PROBLEM TO WORK ON
Write the material out again exactly as it stands.

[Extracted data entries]
..........
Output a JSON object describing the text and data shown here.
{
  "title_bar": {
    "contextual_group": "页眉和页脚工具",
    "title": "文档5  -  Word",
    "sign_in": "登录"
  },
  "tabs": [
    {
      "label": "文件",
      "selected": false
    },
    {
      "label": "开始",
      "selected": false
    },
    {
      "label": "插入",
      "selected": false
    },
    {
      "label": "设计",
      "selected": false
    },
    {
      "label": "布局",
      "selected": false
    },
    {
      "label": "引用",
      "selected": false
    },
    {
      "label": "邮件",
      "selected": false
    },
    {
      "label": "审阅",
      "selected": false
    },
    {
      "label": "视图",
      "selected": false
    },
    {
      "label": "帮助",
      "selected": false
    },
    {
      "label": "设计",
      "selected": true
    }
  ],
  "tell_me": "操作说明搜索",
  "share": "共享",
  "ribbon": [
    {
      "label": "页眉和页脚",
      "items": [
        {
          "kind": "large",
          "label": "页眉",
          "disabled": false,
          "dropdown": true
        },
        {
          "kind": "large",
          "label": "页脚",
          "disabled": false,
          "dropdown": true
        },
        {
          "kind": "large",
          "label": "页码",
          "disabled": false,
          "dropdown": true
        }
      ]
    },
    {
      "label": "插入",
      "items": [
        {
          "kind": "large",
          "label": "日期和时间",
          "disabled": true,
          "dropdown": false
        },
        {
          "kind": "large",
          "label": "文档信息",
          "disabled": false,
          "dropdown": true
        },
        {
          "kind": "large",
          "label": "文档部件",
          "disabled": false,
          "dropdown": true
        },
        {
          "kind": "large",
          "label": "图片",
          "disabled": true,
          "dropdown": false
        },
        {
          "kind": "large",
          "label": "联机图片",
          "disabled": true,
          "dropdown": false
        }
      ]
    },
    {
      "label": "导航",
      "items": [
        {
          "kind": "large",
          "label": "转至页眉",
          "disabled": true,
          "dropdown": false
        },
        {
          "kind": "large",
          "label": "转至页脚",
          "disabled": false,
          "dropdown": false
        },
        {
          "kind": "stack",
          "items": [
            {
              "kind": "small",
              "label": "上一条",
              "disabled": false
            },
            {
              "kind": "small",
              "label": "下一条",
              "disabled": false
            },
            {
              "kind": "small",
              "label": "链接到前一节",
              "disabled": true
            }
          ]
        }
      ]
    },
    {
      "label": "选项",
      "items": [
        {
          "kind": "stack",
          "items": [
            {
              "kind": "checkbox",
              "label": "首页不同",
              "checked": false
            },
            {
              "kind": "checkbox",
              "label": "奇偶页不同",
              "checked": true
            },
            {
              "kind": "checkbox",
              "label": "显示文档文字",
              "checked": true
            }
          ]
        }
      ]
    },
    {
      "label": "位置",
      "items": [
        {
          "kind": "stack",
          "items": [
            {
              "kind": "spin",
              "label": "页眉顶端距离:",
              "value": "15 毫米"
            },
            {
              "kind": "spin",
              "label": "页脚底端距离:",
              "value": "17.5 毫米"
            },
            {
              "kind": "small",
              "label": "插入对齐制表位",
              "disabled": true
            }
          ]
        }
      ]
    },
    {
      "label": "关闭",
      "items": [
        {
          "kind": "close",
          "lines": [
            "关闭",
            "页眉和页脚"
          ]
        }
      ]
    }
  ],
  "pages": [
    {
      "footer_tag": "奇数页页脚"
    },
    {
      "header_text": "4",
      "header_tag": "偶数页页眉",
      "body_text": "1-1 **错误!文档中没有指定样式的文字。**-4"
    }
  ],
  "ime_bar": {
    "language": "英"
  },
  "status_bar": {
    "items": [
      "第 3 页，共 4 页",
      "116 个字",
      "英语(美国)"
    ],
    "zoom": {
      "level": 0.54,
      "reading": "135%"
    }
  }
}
..........
COMPLETE OUTPUT
Output a JSON object describing the text and data shown here.
{
  "title_bar": {
    "contextual_group": "页眉和页脚工具",
    "title": "文档5  -  Word",
    "sign_in": "登录"
  },
  "tabs": [
    {
      "label": "文件",
      "selected": false
    },
    {
      "label": "开始",
      "selected": false
    },
    {
      "label": "插入",
      "selected": false
    },
    {
      "label": "设计",
      "selected": false
    },
    {
      "label": "布局",
      "selected": false
    },
    {
      "label": "引用",
      "selected": false
    },
    {
      "label": "邮件",
      "selected": false
    },
    {
      "label": "审阅",
      "selected": false
    },
    {
      "label": "视图",
      "selected": false
    },
    {
      "label": "帮助",
      "selected": false
    },
    {
      "label": "设计",
      "selected": true
    }
  ],
  "tell_me": "操作说明搜索",
  "share": "共享",
  "ribbon": [
    {
      "label": "页眉和页脚",
      "items": [
        {
          "kind": "large",
          "label": "页眉",
          "disabled": false,
          "dropdown": true
        },
        {
          "kind": "large",
          "label": "页脚",
          "disabled": false,
          "dropdown": true
        },
        {
          "kind": "large",
          "label": "页码",
          "disabled": false,
          "dropdown": true
        }
      ]
    },
    {
      "label": "插入",
      "items": [
        {
          "kind": "large",
          "label": "日期和时间",
          "disabled": true,
          "dropdown": false
        },
        {
          "kind": "large",
          "label": "文档信息",
          "disabled": false,
          "dropdown": true
        },
        {
          "kind": "large",
          "label": "文档部件",
          "disabled": false,
          "dropdown": true
        },
        {
          "kind": "large",
          "label": "图片",
          "disabled": true,
          "dropdown": false
        },
        {
          "kind": "large",
          "label": "联机图片",
          "disabled": true,
          "dropdown": false
        }
      ]
    },
    {
      "label": "导航",
      "items": [
        {
          "kind": "large",
          "label": "转至页眉",
          "disabled": true,
          "dropdown": false
        },
        {
          "kind": "large",
          "label": "转至页脚",
          "disabled": false,
          "dropdown": false
        },
        {
          "kind": "stack",
          "items": [
            {
              "kind": "small",
              "label": "上一条",
              "disabled": false
            },
            {
              "kind": "small",
              "label": "下一条",
              "disabled": false
            },
            {
              "kind": "small",
              "label": "链接到前一节",
              "disabled": true
            }
          ]
        }
      ]
    },
    {
      "label": "选项",
      "items": [
        {
          "kind": "stack",
          "items": [
            {
              "kind": "checkbox",
              "label": "首页不同",
              "checked": false
            },
            {
              "kind": "checkbox",
              "label": "奇偶页不同",
              "checked": true
            },
            {
              "kind": "checkbox",
              "label": "显示文档文字",
              "checked": true
            }
          ]
        }
      ]
    },
    {
      "label": "位置",
      "items": [
        {
          "kind": "stack",
          "items": [
            {
              "kind": "spin",
              "label": "页眉顶端距离:",
              "value": "15 毫米"
            },
            {
              "kind": "spin",
              "label": "页脚底端距离:",
              "value": "17.5 毫米"
            },
            {
              "kind": "small",
              "label": "插入对齐制表位",
              "disabled": true
            }
          ]
        }
      ]
    },
    {
      "label": "关闭",
      "items": [
        {
          "kind": "close",
          "lines": [
            "关闭",
            "页眉和页脚"
          ]
        }
      ]
    }
  ],
  "pages": [
    {
      "footer_tag": "奇数页页脚"
    },
    {
      "header_text": "4",
      "header_tag": "偶数页页眉",
      "body_text": "1-1 **错误!文档中没有指定样式的文字。**-4"
    }
  ],
  "ime_bar": {
    "language": "英"
  },
  "status_bar": {
    "items": [
      "第 3 页，共 4 页",
      "116 个字",
      "英语(美国)"
    ],
    "zoom": {
      "level": 0.54,
      "reading": "135%"
    }
  }
}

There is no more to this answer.